### [DO THIS]
Write every line of the items below as a JSON list of strings, one string per line, skipping blank lines. Leave the pictures out.

### [SOURCE MATERIAL]
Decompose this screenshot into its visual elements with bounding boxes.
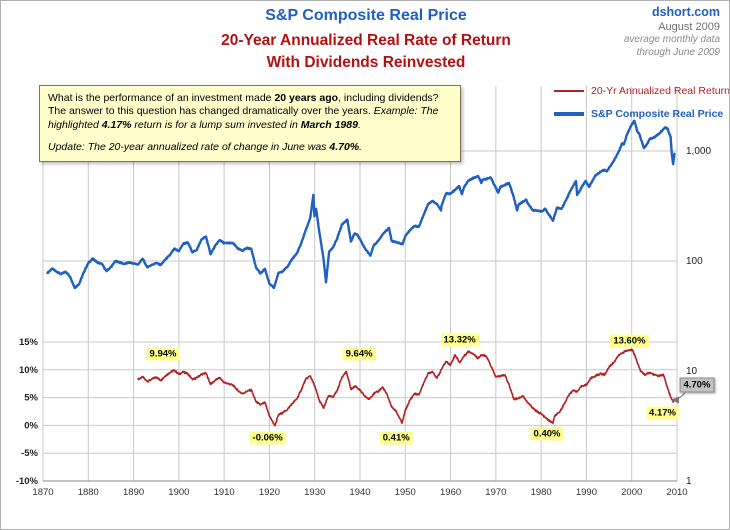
legend-item-return: 20-Yr Annualized Real Return <box>554 79 730 102</box>
chart-title-price: S&P Composite Real Price <box>265 7 467 24</box>
source-note-frequency: average monthly data <box>623 34 720 46</box>
return-line <box>137 348 676 427</box>
annotation-paragraph: What is the performance of an investment… <box>48 92 439 131</box>
svg-text:5%: 5% <box>24 393 38 404</box>
update-arrow <box>670 392 686 404</box>
source-block: dshort.com August 2009 average monthly d… <box>624 5 720 59</box>
svg-text:10: 10 <box>686 366 698 377</box>
svg-text:1,000: 1,000 <box>686 146 711 157</box>
svg-text:10%: 10% <box>19 365 39 376</box>
svg-text:1980: 1980 <box>531 487 552 498</box>
chart-subtitle-dividends: With Dividends Reinvested <box>266 54 466 71</box>
svg-text:100: 100 <box>686 256 703 267</box>
svg-text:1890: 1890 <box>123 487 144 498</box>
price-line <box>46 119 676 290</box>
svg-text:-5%: -5% <box>21 448 38 459</box>
axis-labels: 1870 1880 1890 1900 1910 1920 1930 1940 1950 1960… <box>16 146 712 498</box>
source-link[interactable]: dshort.com <box>651 5 720 19</box>
return-line-swatch <box>554 89 584 92</box>
svg-text:1960: 1960 <box>440 487 461 498</box>
chart-legend: 20-Yr Annualized Real Return S&P Composi… <box>554 79 730 125</box>
source-note-through: through June 2009 <box>636 46 720 58</box>
legend-label-return: 20-Yr Annualized Real Return <box>591 84 730 97</box>
svg-text:2010: 2010 <box>666 487 687 498</box>
price-line-swatch <box>554 111 584 116</box>
svg-text:-10%: -10% <box>16 476 39 487</box>
svg-text:1: 1 <box>686 476 692 487</box>
annotation-box: What is the performance of an investment… <box>39 85 461 162</box>
svg-text:1970: 1970 <box>485 487 506 498</box>
svg-text:1870: 1870 <box>32 487 53 498</box>
svg-text:1950: 1950 <box>395 487 416 498</box>
legend-item-price: S&P Composite Real Price <box>554 102 729 125</box>
annotation-paragraph: Update: The 20-year annualized rate of c… <box>48 141 363 154</box>
svg-text:15%: 15% <box>19 337 39 348</box>
svg-text:1900: 1900 <box>168 487 189 498</box>
chart-title-return: 20-Year Annualized Real Rate of Return <box>221 32 511 49</box>
svg-text:2000: 2000 <box>621 487 642 498</box>
svg-text:1910: 1910 <box>214 487 235 498</box>
source-date: August 2009 <box>658 20 720 33</box>
svg-text:1990: 1990 <box>576 487 597 498</box>
svg-text:1920: 1920 <box>259 487 280 498</box>
legend-label-price: S&P Composite Real Price <box>591 107 724 120</box>
svg-text:0%: 0% <box>24 420 38 431</box>
svg-text:1930: 1930 <box>304 487 325 498</box>
svg-text:1940: 1940 <box>349 487 370 498</box>
svg-text:1880: 1880 <box>78 487 99 498</box>
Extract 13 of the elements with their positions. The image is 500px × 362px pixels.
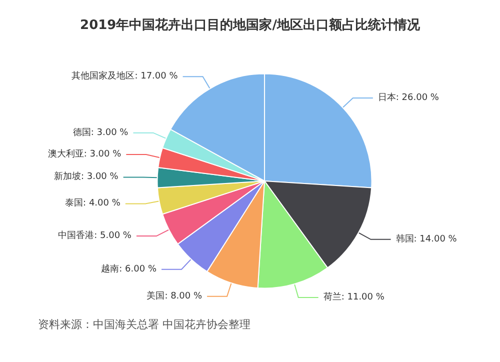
- slice-label: 泰国: 4.00 %: [65, 198, 121, 209]
- slice-label: 新加坡: 3.00 %: [54, 171, 119, 182]
- chart-title: 2019年中国花卉出口目的地国家/地区出口额占比统计情况: [80, 17, 421, 33]
- slice-label: 澳大利亚: 3.00 %: [48, 148, 122, 160]
- text: 资料来源：中国海关总署 中国花卉协会整理: [38, 318, 250, 331]
- slice-label: 越南: 6.00 %: [101, 263, 157, 274]
- slice-label: 中国香港: 5.00 %: [58, 230, 132, 242]
- slice-label: 韩国: 14.00 %: [396, 233, 458, 244]
- slice-label: 其他国家及地区: 17.00 %: [72, 70, 178, 82]
- slice-label: 日本: 26.00 %: [378, 92, 440, 103]
- slice-label: 美国: 8.00 %: [146, 290, 202, 302]
- slice-label: 德国: 3.00 %: [72, 126, 129, 138]
- slice-label: 荷兰: 11.00 %: [323, 291, 385, 302]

### [WRITTEN ANSWER]
[
  "Decompose this screenshot into its visual elements with bounding boxes.",
  "legend-item-return: 20-Yr Annualized Real Return <box>554 79 730 102</box>",
  "chart-title-price: S&P Composite Real Price <box>265 7 467 24</box>",
  "source-note-frequency: average monthly data <box>623 34 720 46</box>",
  "return-line <box>137 348 676 427</box>",
  "annotation-paragraph: What is the performance of an investment… <box>48 92 439 131</box>",
  "svg-text:5%: 5% <box>24 393 38 404</box>",
  "update-arrow <box>670 392 686 404</box>",
  "source-block: dshort.com August 2009 average monthly d… <box>624 5 720 59</box>",
  "svg-text:10: 10 <box>686 366 698 377</box>",
  "svg-text:1,000: 1,000 <box>686 146 711 157</box>",
  "svg-text:10%: 10% <box>19 365 39 376</box>",
  "svg-text:1980: 1980 <box>531 487 552 498</box>",
  "chart-subtitle-dividends: With Dividends Reinvested <box>266 54 466 71</box>",
  "svg-text:100: 100 <box>686 256 703 267</box>",
  "svg-text:1890: 1890 <box>123 487 144 498</box>",
  "price-line <box>46 119 676 290</box>",
  "svg-text:-5%: -5% <box>21 448 38 459</box>",
  "axis-labels: 1870 1880 1890 1900 1910 1920 1930 1940 1950 1960… <box>16 146 712 498</box>",
  "source-link[interactable]: dshort.com <box>651 5 720 19</box>",
  "return-line-swatch <box>554 89 584 92</box>",
  "svg-text:1960: 1960 <box>440 487 461 498</box>",
  "chart-legend: 20-Yr Annualized Real Return S&P Composi… <box>554 79 730 125</box>",
  "source-note-through: through June 2009 <box>636 46 720 58</box>",
  "legend-label-return: 20-Yr Annualized Real Return <box>591 84 730 97</box>",
  "svg-text:2010: 2010 <box>666 487 687 498</box>",
  "price-line-swatch <box>554 111 584 116</box>",
  "svg-text:-10%: -10% <box>16 476 39 487</box>",
  "svg-text:1: 1 <box>686 476 692 487</box>",
  "annotation-box: What is the performance of an investment… <box>39 85 461 162</box>",
  "svg-text:1970: 1970 <box>485 487 506 498</box>",
  "svg-text:1870: 1870 <box>32 487 53 498</box>",
  "svg-text:1950: 1950 <box>395 487 416 498</box>",
  "legend-item-price: S&P Composite Real Price <box>554 102 729 125</box>",
  "annotation-paragraph: Update: The 20-year annualized rate of c… <box>48 141 363 154</box>",
  "svg-text:15%: 15% <box>19 337 39 348</box>",
  "svg-text:1900: 1900 <box>168 487 189 498</box>",
  "chart-title-return: 20-Year Annualized Real Rate of Return <box>221 32 511 49</box>",
  "svg-text:2000: 2000 <box>621 487 642 498</box>",
  "svg-text:1910: 1910 <box>214 487 235 498</box>",
  "source-date: August 2009 <box>658 20 720 33</box>",
  "svg-text:1990: 1990 <box>576 487 597 498</box>",
  "svg-text:1920: 1920 <box>259 487 280 498</box>",
  "legend-label-price: S&P Composite Real Price <box>591 107 724 120</box>",
  "svg-text:0%: 0% <box>24 420 38 431</box>",
  "svg-text:1930: 1930 <box>304 487 325 498</box>",
  "svg-text:1940: 1940 <box>349 487 370 498</box>",
  "svg-text:1880: 1880 <box>78 487 99 498</box>",
  "Extract 13 of the elements with their positions. The image is 500px × 362px pixels.",
  "- slice-label: 泰国: 4.00 %: [65, 198, 121, 209]",
  "- slice-label: 新加坡: 3.00 %: [54, 171, 119, 182]",
  "- chart-title: 2019年中国花卉出口目的地国家/地区出口额占比统计情况: [80, 17, 421, 33]",
  "- slice-label: 澳大利亚: 3.00 %: [48, 148, 122, 160]",
  "- text: 资料来源：中国海关总署 中国花卉协会整理: [38, 318, 250, 331]",
  "- slice-label: 越南: 6.00 %: [101, 263, 157, 274]",
  "- slice-label: 中国香港: 5.00 %: [58, 230, 132, 242]",
  "- slice-label: 韩国: 14.00 %: [396, 233, 458, 244]",
  "- slice-label: 其他国家及地区: 17.00 %: [72, 70, 178, 82]",
  "- slice-label: 日本: 26.00 %: [378, 92, 440, 103]",
  "- slice-label: 美国: 8.00 %: [146, 290, 202, 302]",
  "- slice-label: 德国: 3.00 %: [72, 126, 129, 138]",
  "- slice-label: 荷兰: 11.00 %: [323, 291, 385, 302]"
]